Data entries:

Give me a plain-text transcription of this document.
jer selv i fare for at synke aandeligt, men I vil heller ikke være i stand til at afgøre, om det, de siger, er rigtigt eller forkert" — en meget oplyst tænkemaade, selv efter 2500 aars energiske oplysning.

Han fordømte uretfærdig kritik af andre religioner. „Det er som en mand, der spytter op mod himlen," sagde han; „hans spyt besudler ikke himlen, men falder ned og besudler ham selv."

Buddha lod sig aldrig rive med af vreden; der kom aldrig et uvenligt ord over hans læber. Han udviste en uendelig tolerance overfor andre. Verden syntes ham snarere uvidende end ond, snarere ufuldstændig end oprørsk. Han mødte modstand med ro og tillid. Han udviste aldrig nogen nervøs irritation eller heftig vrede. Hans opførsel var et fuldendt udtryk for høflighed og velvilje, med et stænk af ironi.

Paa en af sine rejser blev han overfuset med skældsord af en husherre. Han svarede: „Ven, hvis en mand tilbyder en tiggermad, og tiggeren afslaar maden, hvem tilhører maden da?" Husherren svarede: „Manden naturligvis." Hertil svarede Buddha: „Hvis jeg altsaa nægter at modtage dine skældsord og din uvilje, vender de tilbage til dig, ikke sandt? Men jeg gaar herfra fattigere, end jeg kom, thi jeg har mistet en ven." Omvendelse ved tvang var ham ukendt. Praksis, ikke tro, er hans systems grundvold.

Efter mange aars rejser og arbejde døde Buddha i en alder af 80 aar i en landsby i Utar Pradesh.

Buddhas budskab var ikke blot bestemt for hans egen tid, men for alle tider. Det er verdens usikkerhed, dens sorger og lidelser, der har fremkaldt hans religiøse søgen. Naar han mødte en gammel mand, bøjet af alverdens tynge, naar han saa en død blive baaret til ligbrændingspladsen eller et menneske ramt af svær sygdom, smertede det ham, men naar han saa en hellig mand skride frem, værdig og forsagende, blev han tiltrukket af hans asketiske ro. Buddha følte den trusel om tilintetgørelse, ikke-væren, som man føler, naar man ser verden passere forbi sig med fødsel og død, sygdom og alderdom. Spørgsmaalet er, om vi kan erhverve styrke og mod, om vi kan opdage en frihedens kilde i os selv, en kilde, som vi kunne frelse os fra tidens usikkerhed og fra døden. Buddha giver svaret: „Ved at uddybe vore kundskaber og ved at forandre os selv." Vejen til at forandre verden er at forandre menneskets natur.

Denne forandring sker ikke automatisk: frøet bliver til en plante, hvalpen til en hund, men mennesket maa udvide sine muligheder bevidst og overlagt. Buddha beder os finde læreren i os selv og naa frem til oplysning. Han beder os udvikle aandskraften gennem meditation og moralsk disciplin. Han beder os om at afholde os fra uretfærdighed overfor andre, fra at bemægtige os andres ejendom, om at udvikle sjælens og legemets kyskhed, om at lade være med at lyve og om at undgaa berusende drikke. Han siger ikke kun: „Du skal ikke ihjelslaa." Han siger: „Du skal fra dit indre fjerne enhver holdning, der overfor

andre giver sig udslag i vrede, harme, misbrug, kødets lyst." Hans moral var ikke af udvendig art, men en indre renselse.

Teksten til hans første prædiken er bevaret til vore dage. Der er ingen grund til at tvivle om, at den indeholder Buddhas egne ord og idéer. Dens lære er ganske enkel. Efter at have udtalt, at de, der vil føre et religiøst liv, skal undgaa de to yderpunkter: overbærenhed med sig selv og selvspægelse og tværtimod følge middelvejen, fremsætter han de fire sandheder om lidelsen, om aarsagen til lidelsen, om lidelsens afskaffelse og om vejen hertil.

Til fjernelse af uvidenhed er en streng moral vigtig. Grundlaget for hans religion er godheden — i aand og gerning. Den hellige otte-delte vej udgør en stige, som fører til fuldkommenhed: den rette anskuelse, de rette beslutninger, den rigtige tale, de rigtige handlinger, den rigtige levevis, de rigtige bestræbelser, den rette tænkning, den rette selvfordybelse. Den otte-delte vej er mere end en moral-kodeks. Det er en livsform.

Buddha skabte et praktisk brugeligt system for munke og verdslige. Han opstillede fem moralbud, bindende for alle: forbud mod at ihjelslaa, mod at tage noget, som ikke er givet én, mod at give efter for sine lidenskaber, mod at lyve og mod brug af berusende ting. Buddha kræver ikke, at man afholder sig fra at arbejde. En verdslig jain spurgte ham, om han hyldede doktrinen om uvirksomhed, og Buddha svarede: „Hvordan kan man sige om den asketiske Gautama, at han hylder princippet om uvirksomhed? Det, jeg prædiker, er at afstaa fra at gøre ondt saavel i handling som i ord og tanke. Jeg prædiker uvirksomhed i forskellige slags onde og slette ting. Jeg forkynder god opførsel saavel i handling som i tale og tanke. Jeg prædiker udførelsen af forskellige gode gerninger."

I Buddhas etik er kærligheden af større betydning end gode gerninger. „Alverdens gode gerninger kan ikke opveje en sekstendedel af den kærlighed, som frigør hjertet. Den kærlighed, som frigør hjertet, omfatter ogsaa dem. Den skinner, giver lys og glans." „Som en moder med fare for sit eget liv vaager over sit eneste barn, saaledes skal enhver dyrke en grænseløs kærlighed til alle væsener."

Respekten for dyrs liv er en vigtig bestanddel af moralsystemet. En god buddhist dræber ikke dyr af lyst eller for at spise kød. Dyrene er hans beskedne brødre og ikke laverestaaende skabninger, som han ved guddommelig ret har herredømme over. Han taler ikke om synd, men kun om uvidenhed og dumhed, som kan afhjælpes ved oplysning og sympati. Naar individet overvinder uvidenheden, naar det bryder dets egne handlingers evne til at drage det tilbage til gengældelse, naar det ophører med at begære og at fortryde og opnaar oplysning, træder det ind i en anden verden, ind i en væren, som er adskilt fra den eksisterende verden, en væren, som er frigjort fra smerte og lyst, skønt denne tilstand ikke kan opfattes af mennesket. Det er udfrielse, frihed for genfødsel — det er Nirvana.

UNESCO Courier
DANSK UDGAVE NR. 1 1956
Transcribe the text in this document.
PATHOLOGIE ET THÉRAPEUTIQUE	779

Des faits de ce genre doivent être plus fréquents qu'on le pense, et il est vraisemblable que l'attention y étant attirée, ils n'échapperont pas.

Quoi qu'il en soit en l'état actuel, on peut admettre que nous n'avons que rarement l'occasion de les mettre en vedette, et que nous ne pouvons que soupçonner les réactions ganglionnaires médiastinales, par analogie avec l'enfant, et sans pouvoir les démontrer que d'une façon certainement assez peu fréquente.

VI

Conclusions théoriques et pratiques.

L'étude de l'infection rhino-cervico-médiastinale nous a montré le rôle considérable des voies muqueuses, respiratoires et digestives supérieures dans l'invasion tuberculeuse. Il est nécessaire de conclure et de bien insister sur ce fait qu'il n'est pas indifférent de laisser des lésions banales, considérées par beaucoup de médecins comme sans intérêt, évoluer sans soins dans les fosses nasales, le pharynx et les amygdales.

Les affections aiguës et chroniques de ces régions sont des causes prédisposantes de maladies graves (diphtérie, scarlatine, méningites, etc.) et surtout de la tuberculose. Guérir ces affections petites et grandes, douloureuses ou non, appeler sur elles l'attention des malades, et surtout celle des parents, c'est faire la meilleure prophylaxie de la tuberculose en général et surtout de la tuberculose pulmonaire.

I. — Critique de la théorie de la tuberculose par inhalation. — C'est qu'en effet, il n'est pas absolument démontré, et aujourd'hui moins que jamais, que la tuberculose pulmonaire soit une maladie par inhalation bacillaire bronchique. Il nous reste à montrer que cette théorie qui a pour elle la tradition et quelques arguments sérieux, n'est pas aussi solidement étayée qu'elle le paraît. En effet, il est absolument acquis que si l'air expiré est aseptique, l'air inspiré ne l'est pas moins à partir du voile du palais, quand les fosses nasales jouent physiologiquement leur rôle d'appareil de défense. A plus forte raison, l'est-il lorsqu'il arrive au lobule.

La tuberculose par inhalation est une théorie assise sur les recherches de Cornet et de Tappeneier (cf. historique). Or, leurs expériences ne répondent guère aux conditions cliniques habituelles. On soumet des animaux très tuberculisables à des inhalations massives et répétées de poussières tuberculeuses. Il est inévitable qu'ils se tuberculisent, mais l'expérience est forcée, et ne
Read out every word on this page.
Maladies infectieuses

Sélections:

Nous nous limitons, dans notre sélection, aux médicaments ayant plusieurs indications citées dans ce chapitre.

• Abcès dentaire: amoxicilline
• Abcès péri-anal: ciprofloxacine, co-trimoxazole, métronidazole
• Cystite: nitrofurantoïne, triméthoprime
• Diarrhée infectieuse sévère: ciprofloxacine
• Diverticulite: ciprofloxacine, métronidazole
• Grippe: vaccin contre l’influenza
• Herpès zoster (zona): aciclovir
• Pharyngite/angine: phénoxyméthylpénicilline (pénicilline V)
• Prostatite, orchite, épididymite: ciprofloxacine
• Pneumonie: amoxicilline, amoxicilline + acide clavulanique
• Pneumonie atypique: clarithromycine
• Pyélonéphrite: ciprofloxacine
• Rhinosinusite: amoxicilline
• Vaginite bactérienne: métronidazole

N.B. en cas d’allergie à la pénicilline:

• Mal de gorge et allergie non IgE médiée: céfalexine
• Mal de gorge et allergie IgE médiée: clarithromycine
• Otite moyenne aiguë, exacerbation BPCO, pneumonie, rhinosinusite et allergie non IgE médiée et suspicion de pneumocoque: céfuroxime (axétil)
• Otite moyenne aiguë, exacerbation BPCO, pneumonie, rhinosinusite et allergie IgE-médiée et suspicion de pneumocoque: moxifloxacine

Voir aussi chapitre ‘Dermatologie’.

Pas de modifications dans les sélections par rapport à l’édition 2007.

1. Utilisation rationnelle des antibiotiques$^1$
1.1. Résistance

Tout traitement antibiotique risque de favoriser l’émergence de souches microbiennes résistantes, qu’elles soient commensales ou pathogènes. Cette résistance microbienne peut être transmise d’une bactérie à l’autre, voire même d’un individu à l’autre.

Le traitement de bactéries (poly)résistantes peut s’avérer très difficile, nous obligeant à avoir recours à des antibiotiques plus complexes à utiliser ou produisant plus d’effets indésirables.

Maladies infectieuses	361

WRITTEN REQUEST
How many of the lines above hold the word "attention"? Give only that number.

EXPECTED ANSWER
2